(Collection entries)

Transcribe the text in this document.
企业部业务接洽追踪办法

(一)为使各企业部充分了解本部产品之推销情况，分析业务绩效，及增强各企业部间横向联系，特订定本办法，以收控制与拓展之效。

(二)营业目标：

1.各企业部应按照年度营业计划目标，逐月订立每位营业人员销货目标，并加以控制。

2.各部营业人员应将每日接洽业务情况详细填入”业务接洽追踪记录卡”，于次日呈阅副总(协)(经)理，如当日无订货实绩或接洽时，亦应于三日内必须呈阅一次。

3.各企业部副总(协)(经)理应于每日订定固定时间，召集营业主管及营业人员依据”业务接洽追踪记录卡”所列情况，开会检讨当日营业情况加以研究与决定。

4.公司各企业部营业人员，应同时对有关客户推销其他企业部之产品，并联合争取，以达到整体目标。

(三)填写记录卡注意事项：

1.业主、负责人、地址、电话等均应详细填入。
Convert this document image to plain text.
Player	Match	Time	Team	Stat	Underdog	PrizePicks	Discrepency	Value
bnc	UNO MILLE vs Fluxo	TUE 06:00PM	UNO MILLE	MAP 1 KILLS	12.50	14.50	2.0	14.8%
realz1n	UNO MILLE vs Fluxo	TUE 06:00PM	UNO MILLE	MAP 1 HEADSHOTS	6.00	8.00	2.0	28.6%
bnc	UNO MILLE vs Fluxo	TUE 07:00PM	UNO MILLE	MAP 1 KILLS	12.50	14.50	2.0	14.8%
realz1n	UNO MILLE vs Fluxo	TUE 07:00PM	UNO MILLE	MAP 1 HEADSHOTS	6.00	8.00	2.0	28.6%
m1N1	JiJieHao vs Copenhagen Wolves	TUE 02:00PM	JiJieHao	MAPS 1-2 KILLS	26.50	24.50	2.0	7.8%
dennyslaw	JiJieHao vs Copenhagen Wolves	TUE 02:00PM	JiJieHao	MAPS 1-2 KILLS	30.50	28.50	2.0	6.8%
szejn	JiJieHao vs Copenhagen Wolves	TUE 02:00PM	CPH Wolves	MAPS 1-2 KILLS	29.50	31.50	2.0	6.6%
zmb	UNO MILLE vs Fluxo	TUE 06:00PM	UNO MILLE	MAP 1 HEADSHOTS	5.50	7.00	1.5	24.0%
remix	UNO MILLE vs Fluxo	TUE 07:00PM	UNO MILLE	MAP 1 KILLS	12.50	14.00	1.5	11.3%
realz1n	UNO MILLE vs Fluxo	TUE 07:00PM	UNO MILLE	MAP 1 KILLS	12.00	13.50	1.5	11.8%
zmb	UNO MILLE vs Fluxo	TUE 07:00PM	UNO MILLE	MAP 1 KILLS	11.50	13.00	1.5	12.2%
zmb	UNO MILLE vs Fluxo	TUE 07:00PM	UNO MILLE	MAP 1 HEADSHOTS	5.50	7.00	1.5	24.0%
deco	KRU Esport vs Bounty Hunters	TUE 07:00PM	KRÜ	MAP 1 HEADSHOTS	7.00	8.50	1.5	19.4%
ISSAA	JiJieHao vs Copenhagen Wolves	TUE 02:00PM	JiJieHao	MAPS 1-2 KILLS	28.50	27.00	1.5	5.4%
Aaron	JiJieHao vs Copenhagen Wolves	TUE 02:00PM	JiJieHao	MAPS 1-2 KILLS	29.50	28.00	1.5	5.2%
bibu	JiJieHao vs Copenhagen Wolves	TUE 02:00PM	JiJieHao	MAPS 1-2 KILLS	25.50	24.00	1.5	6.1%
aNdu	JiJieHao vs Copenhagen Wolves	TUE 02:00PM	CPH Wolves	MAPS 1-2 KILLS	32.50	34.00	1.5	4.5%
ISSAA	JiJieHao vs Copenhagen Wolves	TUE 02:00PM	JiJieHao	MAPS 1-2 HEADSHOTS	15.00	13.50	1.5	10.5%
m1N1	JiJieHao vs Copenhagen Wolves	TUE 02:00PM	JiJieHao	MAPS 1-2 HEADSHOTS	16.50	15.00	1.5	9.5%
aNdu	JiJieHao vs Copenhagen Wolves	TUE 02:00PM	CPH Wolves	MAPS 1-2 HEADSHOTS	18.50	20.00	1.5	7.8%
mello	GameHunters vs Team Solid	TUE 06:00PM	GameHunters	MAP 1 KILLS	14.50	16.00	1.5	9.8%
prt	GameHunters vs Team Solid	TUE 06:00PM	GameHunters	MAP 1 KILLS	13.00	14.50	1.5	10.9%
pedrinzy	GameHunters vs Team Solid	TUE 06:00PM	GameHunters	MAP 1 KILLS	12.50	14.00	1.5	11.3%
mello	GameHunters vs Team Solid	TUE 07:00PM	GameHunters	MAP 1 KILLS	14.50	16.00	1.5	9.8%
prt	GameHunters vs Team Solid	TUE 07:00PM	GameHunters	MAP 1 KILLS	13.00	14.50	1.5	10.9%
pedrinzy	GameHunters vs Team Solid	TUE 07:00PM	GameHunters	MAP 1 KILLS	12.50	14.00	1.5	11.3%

__Exercise prompt__:
Repeat the entries shown above, every one, word for word.

__Result for this task__:
Transcribe the text in this document.
企业部业务接洽追踪办法

(一)为使各企业部充分了解本部产品之推销情况，分析业务绩效，及增强各企业部间横向联系，特订定本办法，以收控制与拓展之效。

(二)营业目标：

1.各企业部应按照年度营业计划目标，逐月订立每位营业人员销货目标，并加以控制。

2.各部营业人员应将每日接洽业务情况详细填入”业务接洽追踪记录卡”，于次日呈阅副总(协)(经)理，如当日无订货实绩或接洽时，亦应于三日内必须呈阅一次。

3.各企业部副总(协)(经)理应于每日订定固定时间，召集营业主管及营业人员依据”业务接洽追踪记录卡”所列情况，开会检讨当日营业情况加以研究与决定。

4.公司各企业部营业人员，应同时对有关客户推销其他企业部之产品，并联合争取，以达到整体目标。

(三)填写记录卡注意事项：

1.业主、负责人、地址、电话等均应详细填入。
Convert this document image to plain text.
Player	Match	Time	Team	Stat	Underdog	PrizePicks	Discrepency	Value
bnc	UNO MILLE vs Fluxo	TUE 06:00PM	UNO MILLE	MAP 1 KILLS	12.50	14.50	2.0	14.8%
realz1n	UNO MILLE vs Fluxo	TUE 06:00PM	UNO MILLE	MAP 1 HEADSHOTS	6.00	8.00	2.0	28.6%
bnc	UNO MILLE vs Fluxo	TUE 07:00PM	UNO MILLE	MAP 1 KILLS	12.50	14.50	2.0	14.8%
realz1n	UNO MILLE vs Fluxo	TUE 07:00PM	UNO MILLE	MAP 1 HEADSHOTS	6.00	8.00	2.0	28.6%
m1N1	JiJieHao vs Copenhagen Wolves	TUE 02:00PM	JiJieHao	MAPS 1-2 KILLS	26.50	24.50	2.0	7.8%
dennyslaw	JiJieHao vs Copenhagen Wolves	TUE 02:00PM	JiJieHao	MAPS 1-2 KILLS	30.50	28.50	2.0	6.8%
szejn	JiJieHao vs Copenhagen Wolves	TUE 02:00PM	CPH Wolves	MAPS 1-2 KILLS	29.50	31.50	2.0	6.6%
zmb	UNO MILLE vs Fluxo	TUE 06:00PM	UNO MILLE	MAP 1 HEADSHOTS	5.50	7.00	1.5	24.0%
remix	UNO MILLE vs Fluxo	TUE 07:00PM	UNO MILLE	MAP 1 KILLS	12.50	14.00	1.5	11.3%
realz1n	UNO MILLE vs Fluxo	TUE 07:00PM	UNO MILLE	MAP 1 KILLS	12.00	13.50	1.5	11.8%
zmb	UNO MILLE vs Fluxo	TUE 07:00PM	UNO MILLE	MAP 1 KILLS	11.50	13.00	1.5	12.2%
zmb	UNO MILLE vs Fluxo	TUE 07:00PM	UNO MILLE	MAP 1 HEADSHOTS	5.50	7.00	1.5	24.0%
deco	KRU Esport vs Bounty Hunters	TUE 07:00PM	KRÜ	MAP 1 HEADSHOTS	7.00	8.50	1.5	19.4%
ISSAA	JiJieHao vs Copenhagen Wolves	TUE 02:00PM	JiJieHao	MAPS 1-2 KILLS	28.50	27.00	1.5	5.4%
Aaron	JiJieHao vs Copenhagen Wolves	TUE 02:00PM	JiJieHao	MAPS 1-2 KILLS	29.50	28.00	1.5	5.2%
bibu	JiJieHao vs Copenhagen Wolves	TUE 02:00PM	JiJieHao	MAPS 1-2 KILLS	25.50	24.00	1.5	6.1%
aNdu	JiJieHao vs Copenhagen Wolves	TUE 02:00PM	CPH Wolves	MAPS 1-2 KILLS	32.50	34.00	1.5	4.5%
ISSAA	JiJieHao vs Copenhagen Wolves	TUE 02:00PM	JiJieHao	MAPS 1-2 HEADSHOTS	15.00	13.50	1.5	10.5%
m1N1	JiJieHao vs Copenhagen Wolves	TUE 02:00PM	JiJieHao	MAPS 1-2 HEADSHOTS	16.50	15.00	1.5	9.5%
aNdu	JiJieHao vs Copenhagen Wolves	TUE 02:00PM	CPH Wolves	MAPS 1-2 HEADSHOTS	18.50	20.00	1.5	7.8%
mello	GameHunters vs Team Solid	TUE 06:00PM	GameHunters	MAP 1 KILLS	14.50	16.00	1.5	9.8%
prt	GameHunters vs Team Solid	TUE 06:00PM	GameHunters	MAP 1 KILLS	13.00	14.50	1.5	10.9%
pedrinzy	GameHunters vs Team Solid	TUE 06:00PM	GameHunters	MAP 1 KILLS	12.50	14.00	1.5	11.3%
mello	GameHunters vs Team Solid	TUE 07:00PM	GameHunters	MAP 1 KILLS	14.50	16.00	1.5	9.8%
prt	GameHunters vs Team Solid	TUE 07:00PM	GameHunters	MAP 1 KILLS	13.00	14.50	1.5	10.9%
pedrinzy	GameHunters vs Team Solid	TUE 07:00PM	GameHunters	MAP 1 KILLS	12.50	14.00	1.5	11.3%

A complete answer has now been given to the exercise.